_Given records:_

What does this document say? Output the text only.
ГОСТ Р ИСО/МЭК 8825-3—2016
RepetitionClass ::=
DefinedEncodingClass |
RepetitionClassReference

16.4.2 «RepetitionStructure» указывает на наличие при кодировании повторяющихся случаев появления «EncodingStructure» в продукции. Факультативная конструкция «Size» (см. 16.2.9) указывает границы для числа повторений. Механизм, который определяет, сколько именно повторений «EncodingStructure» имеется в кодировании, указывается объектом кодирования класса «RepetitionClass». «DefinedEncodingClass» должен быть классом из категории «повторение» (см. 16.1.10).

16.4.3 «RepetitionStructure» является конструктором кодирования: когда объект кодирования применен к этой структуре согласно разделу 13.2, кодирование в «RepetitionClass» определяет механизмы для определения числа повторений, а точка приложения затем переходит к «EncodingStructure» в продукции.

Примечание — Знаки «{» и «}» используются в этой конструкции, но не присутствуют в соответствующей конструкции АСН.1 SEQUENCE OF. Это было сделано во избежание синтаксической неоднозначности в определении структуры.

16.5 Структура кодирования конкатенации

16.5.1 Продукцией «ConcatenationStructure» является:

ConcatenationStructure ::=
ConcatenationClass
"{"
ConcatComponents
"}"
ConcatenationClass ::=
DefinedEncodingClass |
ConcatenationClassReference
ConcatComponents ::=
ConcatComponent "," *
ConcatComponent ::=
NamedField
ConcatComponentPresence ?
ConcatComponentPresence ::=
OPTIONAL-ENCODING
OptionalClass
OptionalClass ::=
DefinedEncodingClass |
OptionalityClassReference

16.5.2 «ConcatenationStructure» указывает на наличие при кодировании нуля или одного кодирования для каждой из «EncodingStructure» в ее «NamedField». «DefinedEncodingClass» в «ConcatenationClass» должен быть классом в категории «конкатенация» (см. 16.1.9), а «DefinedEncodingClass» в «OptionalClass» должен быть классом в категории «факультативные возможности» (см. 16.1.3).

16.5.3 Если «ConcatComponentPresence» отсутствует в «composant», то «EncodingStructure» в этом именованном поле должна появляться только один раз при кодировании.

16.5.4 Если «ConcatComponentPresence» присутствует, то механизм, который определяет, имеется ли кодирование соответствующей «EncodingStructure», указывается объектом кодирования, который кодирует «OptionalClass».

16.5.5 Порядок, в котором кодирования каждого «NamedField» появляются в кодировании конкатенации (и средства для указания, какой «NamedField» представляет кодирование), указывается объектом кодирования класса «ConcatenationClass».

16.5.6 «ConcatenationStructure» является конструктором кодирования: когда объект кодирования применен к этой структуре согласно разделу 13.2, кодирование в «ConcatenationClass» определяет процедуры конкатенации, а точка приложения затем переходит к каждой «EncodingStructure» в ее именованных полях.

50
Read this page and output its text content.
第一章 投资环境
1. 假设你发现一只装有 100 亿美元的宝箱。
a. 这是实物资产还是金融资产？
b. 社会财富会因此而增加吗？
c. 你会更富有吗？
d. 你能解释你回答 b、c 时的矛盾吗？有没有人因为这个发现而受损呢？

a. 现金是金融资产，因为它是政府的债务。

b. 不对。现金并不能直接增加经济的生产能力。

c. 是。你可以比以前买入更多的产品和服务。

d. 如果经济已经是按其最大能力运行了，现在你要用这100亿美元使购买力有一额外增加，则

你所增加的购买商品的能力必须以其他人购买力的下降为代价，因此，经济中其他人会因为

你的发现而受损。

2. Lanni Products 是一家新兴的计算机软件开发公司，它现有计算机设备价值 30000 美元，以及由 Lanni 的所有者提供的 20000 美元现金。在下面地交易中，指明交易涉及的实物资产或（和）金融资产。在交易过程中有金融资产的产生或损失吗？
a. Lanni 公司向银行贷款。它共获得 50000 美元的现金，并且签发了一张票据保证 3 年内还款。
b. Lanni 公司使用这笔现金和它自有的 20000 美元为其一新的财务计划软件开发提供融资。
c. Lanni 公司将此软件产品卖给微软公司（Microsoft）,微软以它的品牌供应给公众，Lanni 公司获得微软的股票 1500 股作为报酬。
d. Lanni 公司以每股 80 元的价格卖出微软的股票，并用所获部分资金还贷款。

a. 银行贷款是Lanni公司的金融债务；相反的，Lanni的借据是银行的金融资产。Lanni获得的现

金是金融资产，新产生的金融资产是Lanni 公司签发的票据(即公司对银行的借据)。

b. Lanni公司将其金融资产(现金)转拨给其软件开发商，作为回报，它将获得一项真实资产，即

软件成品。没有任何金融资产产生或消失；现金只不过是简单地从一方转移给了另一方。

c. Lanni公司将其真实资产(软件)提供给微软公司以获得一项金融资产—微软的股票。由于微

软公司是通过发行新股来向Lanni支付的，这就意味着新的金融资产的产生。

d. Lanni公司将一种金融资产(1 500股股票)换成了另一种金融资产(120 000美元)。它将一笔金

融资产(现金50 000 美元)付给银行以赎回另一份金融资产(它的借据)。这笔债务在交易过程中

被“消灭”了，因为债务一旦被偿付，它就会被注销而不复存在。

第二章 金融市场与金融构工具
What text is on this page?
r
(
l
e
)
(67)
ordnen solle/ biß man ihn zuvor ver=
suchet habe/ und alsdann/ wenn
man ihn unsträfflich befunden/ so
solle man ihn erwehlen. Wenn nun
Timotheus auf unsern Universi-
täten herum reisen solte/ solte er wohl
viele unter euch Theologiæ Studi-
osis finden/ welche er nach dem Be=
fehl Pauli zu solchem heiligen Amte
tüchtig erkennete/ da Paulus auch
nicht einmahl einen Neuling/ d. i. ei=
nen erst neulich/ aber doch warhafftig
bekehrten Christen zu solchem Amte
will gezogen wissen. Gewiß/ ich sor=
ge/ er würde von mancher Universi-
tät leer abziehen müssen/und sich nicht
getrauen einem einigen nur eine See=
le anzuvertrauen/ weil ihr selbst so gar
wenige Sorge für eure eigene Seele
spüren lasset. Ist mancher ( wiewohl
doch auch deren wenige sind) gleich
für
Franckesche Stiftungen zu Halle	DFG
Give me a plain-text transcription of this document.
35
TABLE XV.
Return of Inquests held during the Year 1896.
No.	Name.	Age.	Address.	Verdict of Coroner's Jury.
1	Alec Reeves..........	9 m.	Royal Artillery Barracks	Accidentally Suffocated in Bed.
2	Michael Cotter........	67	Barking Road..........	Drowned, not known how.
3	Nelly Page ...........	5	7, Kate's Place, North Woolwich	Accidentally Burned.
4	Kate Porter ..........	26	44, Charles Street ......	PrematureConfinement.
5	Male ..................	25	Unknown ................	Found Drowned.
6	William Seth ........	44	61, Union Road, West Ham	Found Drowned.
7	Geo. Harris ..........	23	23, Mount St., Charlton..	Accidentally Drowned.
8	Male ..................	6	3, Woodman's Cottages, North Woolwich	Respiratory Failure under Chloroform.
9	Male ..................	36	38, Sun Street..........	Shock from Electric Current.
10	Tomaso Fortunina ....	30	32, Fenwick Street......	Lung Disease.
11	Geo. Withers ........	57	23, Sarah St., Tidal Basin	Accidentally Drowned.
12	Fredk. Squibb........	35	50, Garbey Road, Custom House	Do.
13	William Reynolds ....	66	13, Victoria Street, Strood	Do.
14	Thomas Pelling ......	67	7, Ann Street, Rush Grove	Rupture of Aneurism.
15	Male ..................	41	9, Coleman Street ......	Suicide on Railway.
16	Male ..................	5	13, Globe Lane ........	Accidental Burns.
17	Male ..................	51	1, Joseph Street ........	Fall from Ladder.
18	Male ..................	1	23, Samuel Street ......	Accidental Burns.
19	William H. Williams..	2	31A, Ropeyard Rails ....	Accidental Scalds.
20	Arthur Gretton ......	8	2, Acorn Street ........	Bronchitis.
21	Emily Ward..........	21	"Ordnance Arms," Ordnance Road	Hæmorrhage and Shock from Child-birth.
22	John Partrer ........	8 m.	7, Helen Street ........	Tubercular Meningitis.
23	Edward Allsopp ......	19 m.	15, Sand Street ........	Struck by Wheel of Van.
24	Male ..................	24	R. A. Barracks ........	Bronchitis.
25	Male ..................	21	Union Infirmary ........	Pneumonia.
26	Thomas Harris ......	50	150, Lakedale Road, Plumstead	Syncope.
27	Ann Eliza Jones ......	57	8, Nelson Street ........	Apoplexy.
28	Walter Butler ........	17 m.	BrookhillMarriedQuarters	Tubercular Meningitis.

_Problem to solve:_ In the records above, locate every line with the string "Barracks" and copy it.

_Output for this exercise:_
1	Alec Reeves..........	9 m.	Royal Artillery Barracks	Accidentally Suffocated in Bed.
24	Male ..................	24	R. A. Barracks ........	Bronchitis.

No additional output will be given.